Collected data entries
• • • • •

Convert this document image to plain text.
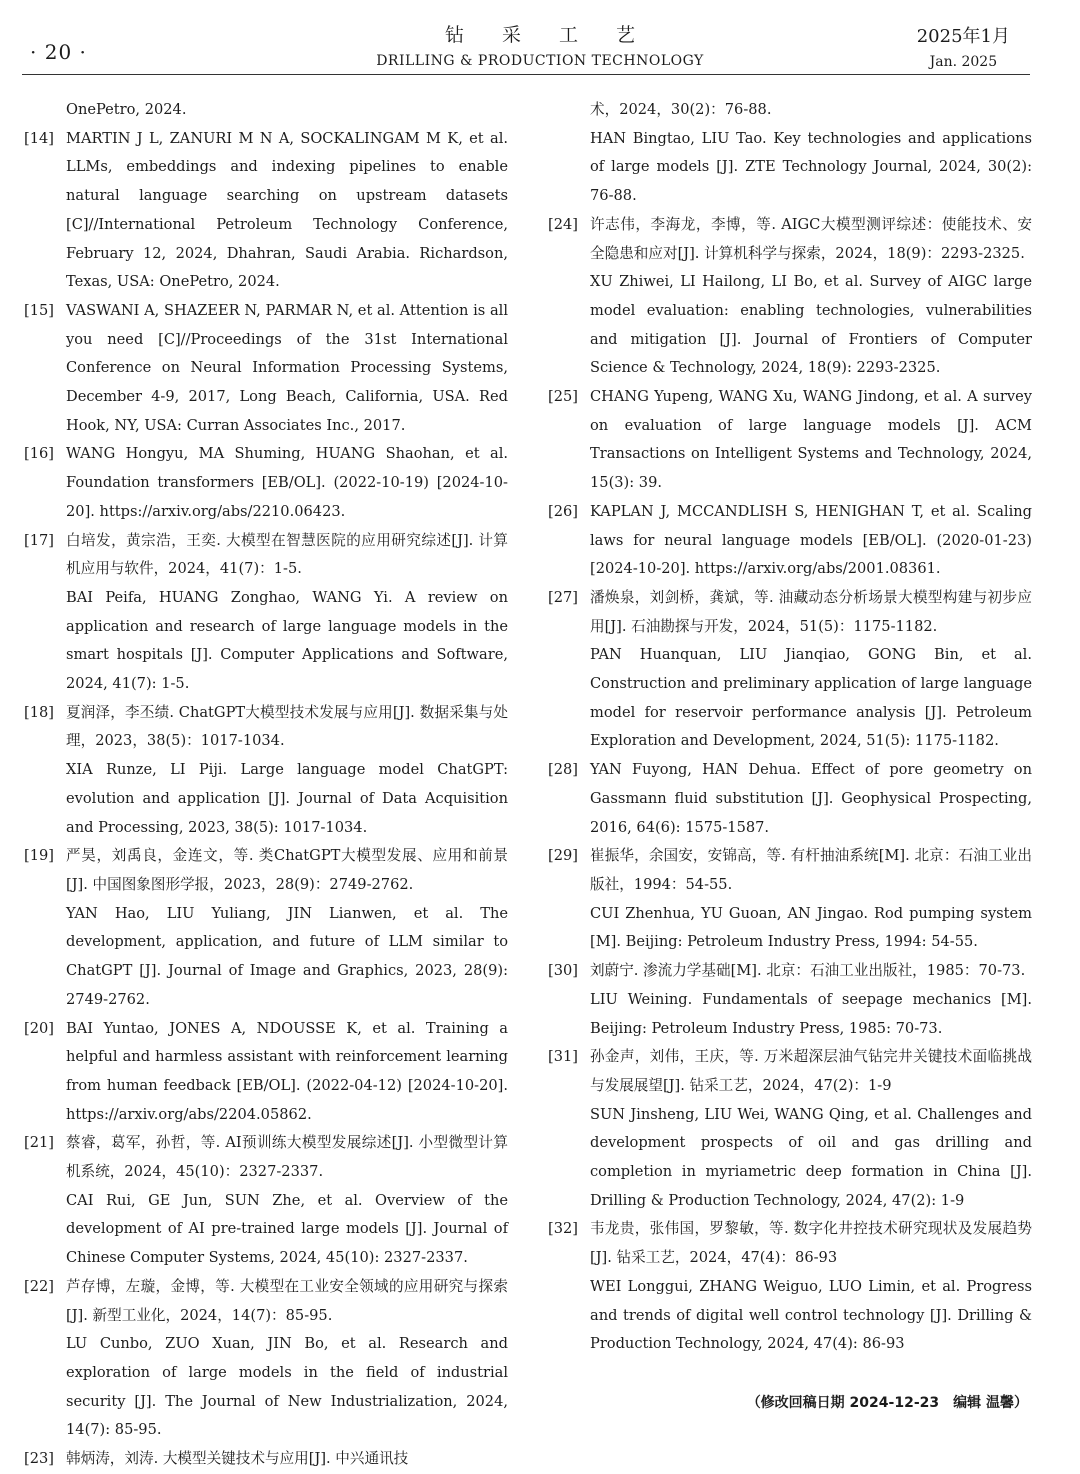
· 20 ·
钻　　采　　工　　艺
DRILLING & PRODUCTION TECHNOLOGY
2025年1月
Jan. 2025
OnePetro, 2024.
[14] MARTIN J L, ZANURI M N A, SOCKALINGAM M K, et al. LLMs, embeddings and indexing pipelines to enable natural language searching on upstream datasets [C]//International Petroleum Technology Conference, February 12, 2024, Dhahran, Saudi Arabia. Richardson, Texas, USA: OnePetro, 2024.
[15] VASWANI A, SHAZEER N, PARMAR N, et al. Attention is all you need [C]//Proceedings of the 31st International Conference on Neural Information Processing Systems, December 4-9, 2017, Long Beach, California, USA. Red Hook, NY, USA: Curran Associates Inc., 2017.
[16] WANG Hongyu, MA Shuming, HUANG Shaohan, et al. Foundation transformers [EB/OL]. (2022-10-19) [2024-10-20]. https://arxiv.org/abs/2210.06423.
[17] 白培发，黄宗浩，王奕. 大模型在智慧医院的应用研究综述[J]. 计算机应用与软件，2024，41(7)：1-5.
BAI Peifa, HUANG Zonghao, WANG Yi. A review on application and research of large language models in the smart hospitals [J]. Computer Applications and Software, 2024, 41(7): 1-5.
[18] 夏润泽，李丕绩. ChatGPT大模型技术发展与应用[J]. 数据采集与处理，2023，38(5)：1017-1034.
XIA Runze, LI Piji. Large language model ChatGPT: evolution and application [J]. Journal of Data Acquisition and Processing, 2023, 38(5): 1017-1034.
[19] 严昊，刘禹良，金连文，等. 类ChatGPT大模型发展、应用和前景[J]. 中国图象图形学报，2023，28(9)：2749-2762.
YAN Hao, LIU Yuliang, JIN Lianwen, et al. The development, application, and future of LLM similar to ChatGPT [J]. Journal of Image and Graphics, 2023, 28(9): 2749-2762.
[20] BAI Yuntao, JONES A, NDOUSSE K, et al. Training a helpful and harmless assistant with reinforcement learning from human feedback [EB/OL]. (2022-04-12) [2024-10-20]. https://arxiv.org/abs/2204.05862.
[21] 蔡睿，葛军，孙哲，等. AI预训练大模型发展综述[J]. 小型微型计算机系统，2024，45(10)：2327-2337.
CAI Rui, GE Jun, SUN Zhe, et al. Overview of the development of AI pre-trained large models [J]. Journal of Chinese Computer Systems, 2024, 45(10): 2327-2337.
[22] 芦存博，左璇，金博，等. 大模型在工业安全领域的应用研究与探索[J]. 新型工业化，2024，14(7)：85-95.
LU Cunbo, ZUO Xuan, JIN Bo, et al. Research and exploration of large models in the field of industrial security [J]. The Journal of New Industrialization, 2024, 14(7): 85-95.
[23] 韩炳涛，刘涛. 大模型关键技术与应用[J]. 中兴通讯技
术，2024，30(2)：76-88.
HAN Bingtao, LIU Tao. Key technologies and applications of large models [J]. ZTE Technology Journal, 2024, 30(2): 76-88.
[24] 许志伟，李海龙，李博，等. AIGC大模型测评综述：使能技术、安全隐患和应对[J]. 计算机科学与探索，2024，18(9)：2293-2325.
XU Zhiwei, LI Hailong, LI Bo, et al. Survey of AIGC large model evaluation: enabling technologies, vulnerabilities and mitigation [J]. Journal of Frontiers of Computer Science & Technology, 2024, 18(9): 2293-2325.
[25] CHANG Yupeng, WANG Xu, WANG Jindong, et al. A survey on evaluation of large language models [J]. ACM Transactions on Intelligent Systems and Technology, 2024, 15(3): 39.
[26] KAPLAN J, MCCANDLISH S, HENIGHAN T, et al. Scaling laws for neural language models [EB/OL]. (2020-01-23) [2024-10-20]. https://arxiv.org/abs/2001.08361.
[27] 潘焕泉，刘剑桥，龚斌，等. 油藏动态分析场景大模型构建与初步应用[J]. 石油勘探与开发，2024，51(5)：1175-1182.
PAN Huanquan, LIU Jianqiao, GONG Bin, et al. Construction and preliminary application of large language model for reservoir performance analysis [J]. Petroleum Exploration and Development, 2024, 51(5): 1175-1182.
[28] YAN Fuyong, HAN Dehua. Effect of pore geometry on Gassmann fluid substitution [J]. Geophysical Prospecting, 2016, 64(6): 1575-1587.
[29] 崔振华，余国安，安锦高，等. 有杆抽油系统[M]. 北京：石油工业出版社，1994：54-55.
CUI Zhenhua, YU Guoan, AN Jingao. Rod pumping system [M]. Beijing: Petroleum Industry Press, 1994: 54-55.
[30] 刘蔚宁. 渗流力学基础[M]. 北京：石油工业出版社，1985：70-73.
LIU Weining. Fundamentals of seepage mechanics [M]. Beijing: Petroleum Industry Press, 1985: 70-73.
[31] 孙金声，刘伟，王庆，等. 万米超深层油气钻完井关键技术面临挑战与发展展望[J]. 钻采工艺，2024，47(2)：1-9
SUN Jinsheng, LIU Wei, WANG Qing, et al. Challenges and development prospects of oil and gas drilling and completion in myriametric deep formation in China [J]. Drilling & Production Technology, 2024, 47(2): 1-9
[32] 韦龙贵，张伟国，罗黎敏，等. 数字化井控技术研究现状及发展趋势[J]. 钻采工艺，2024，47(4)：86-93
WEI Longgui, ZHANG Weiguo, LUO Limin, et al. Progress and trends of digital well control technology [J]. Drilling & Production Technology, 2024, 47(4): 86-93
（修改回稿日期 2024-12-23　编辑 温馨）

• • • • •

● Your goal:
Copy the records exactly. Skip the pictures.

● Exercise response:
Convert this document image to plain text.
· 20 ·
钻　　采　　工　　艺
DRILLING & PRODUCTION TECHNOLOGY
2025年1月
Jan. 2025
OnePetro, 2024.
[14] MARTIN J L, ZANURI M N A, SOCKALINGAM M K, et al. LLMs, embeddings and indexing pipelines to enable natural language searching on upstream datasets [C]//International Petroleum Technology Conference, February 12, 2024, Dhahran, Saudi Arabia. Richardson, Texas, USA: OnePetro, 2024.
[15] VASWANI A, SHAZEER N, PARMAR N, et al. Attention is all you need [C]//Proceedings of the 31st International Conference on Neural Information Processing Systems, December 4-9, 2017, Long Beach, California, USA. Red Hook, NY, USA: Curran Associates Inc., 2017.
[16] WANG Hongyu, MA Shuming, HUANG Shaohan, et al. Foundation transformers [EB/OL]. (2022-10-19) [2024-10-20]. https://arxiv.org/abs/2210.06423.
[17] 白培发，黄宗浩，王奕. 大模型在智慧医院的应用研究综述[J]. 计算机应用与软件，2024，41(7)：1-5.
BAI Peifa, HUANG Zonghao, WANG Yi. A review on application and research of large language models in the smart hospitals [J]. Computer Applications and Software, 2024, 41(7): 1-5.
[18] 夏润泽，李丕绩. ChatGPT大模型技术发展与应用[J]. 数据采集与处理，2023，38(5)：1017-1034.
XIA Runze, LI Piji. Large language model ChatGPT: evolution and application [J]. Journal of Data Acquisition and Processing, 2023, 38(5): 1017-1034.
[19] 严昊，刘禹良，金连文，等. 类ChatGPT大模型发展、应用和前景[J]. 中国图象图形学报，2023，28(9)：2749-2762.
YAN Hao, LIU Yuliang, JIN Lianwen, et al. The development, application, and future of LLM similar to ChatGPT [J]. Journal of Image and Graphics, 2023, 28(9): 2749-2762.
[20] BAI Yuntao, JONES A, NDOUSSE K, et al. Training a helpful and harmless assistant with reinforcement learning from human feedback [EB/OL]. (2022-04-12) [2024-10-20]. https://arxiv.org/abs/2204.05862.
[21] 蔡睿，葛军，孙哲，等. AI预训练大模型发展综述[J]. 小型微型计算机系统，2024，45(10)：2327-2337.
CAI Rui, GE Jun, SUN Zhe, et al. Overview of the development of AI pre-trained large models [J]. Journal of Chinese Computer Systems, 2024, 45(10): 2327-2337.
[22] 芦存博，左璇，金博，等. 大模型在工业安全领域的应用研究与探索[J]. 新型工业化，2024，14(7)：85-95.
LU Cunbo, ZUO Xuan, JIN Bo, et al. Research and exploration of large models in the field of industrial security [J]. The Journal of New Industrialization, 2024, 14(7): 85-95.
[23] 韩炳涛，刘涛. 大模型关键技术与应用[J]. 中兴通讯技
术，2024，30(2)：76-88.
HAN Bingtao, LIU Tao. Key technologies and applications of large models [J]. ZTE Technology Journal, 2024, 30(2): 76-88.
[24] 许志伟，李海龙，李博，等. AIGC大模型测评综述：使能技术、安全隐患和应对[J]. 计算机科学与探索，2024，18(9)：2293-2325.
XU Zhiwei, LI Hailong, LI Bo, et al. Survey of AIGC large model evaluation: enabling technologies, vulnerabilities and mitigation [J]. Journal of Frontiers of Computer Science & Technology, 2024, 18(9): 2293-2325.
[25] CHANG Yupeng, WANG Xu, WANG Jindong, et al. A survey on evaluation of large language models [J]. ACM Transactions on Intelligent Systems and Technology, 2024, 15(3): 39.
[26] KAPLAN J, MCCANDLISH S, HENIGHAN T, et al. Scaling laws for neural language models [EB/OL]. (2020-01-23) [2024-10-20]. https://arxiv.org/abs/2001.08361.
[27] 潘焕泉，刘剑桥，龚斌，等. 油藏动态分析场景大模型构建与初步应用[J]. 石油勘探与开发，2024，51(5)：1175-1182.
PAN Huanquan, LIU Jianqiao, GONG Bin, et al. Construction and preliminary application of large language model for reservoir performance analysis [J]. Petroleum Exploration and Development, 2024, 51(5): 1175-1182.
[28] YAN Fuyong, HAN Dehua. Effect of pore geometry on Gassmann fluid substitution [J]. Geophysical Prospecting, 2016, 64(6): 1575-1587.
[29] 崔振华，余国安，安锦高，等. 有杆抽油系统[M]. 北京：石油工业出版社，1994：54-55.
CUI Zhenhua, YU Guoan, AN Jingao. Rod pumping system [M]. Beijing: Petroleum Industry Press, 1994: 54-55.
[30] 刘蔚宁. 渗流力学基础[M]. 北京：石油工业出版社，1985：70-73.
LIU Weining. Fundamentals of seepage mechanics [M]. Beijing: Petroleum Industry Press, 1985: 70-73.
[31] 孙金声，刘伟，王庆，等. 万米超深层油气钻完井关键技术面临挑战与发展展望[J]. 钻采工艺，2024，47(2)：1-9
SUN Jinsheng, LIU Wei, WANG Qing, et al. Challenges and development prospects of oil and gas drilling and completion in myriametric deep formation in China [J]. Drilling & Production Technology, 2024, 47(2): 1-9
[32] 韦龙贵，张伟国，罗黎敏，等. 数字化井控技术研究现状及发展趋势[J]. 钻采工艺，2024，47(4)：86-93
WEI Longgui, ZHANG Weiguo, LUO Limin, et al. Progress and trends of digital well control technology [J]. Drilling & Production Technology, 2024, 47(4): 86-93
（修改回稿日期 2024-12-23　编辑 温馨）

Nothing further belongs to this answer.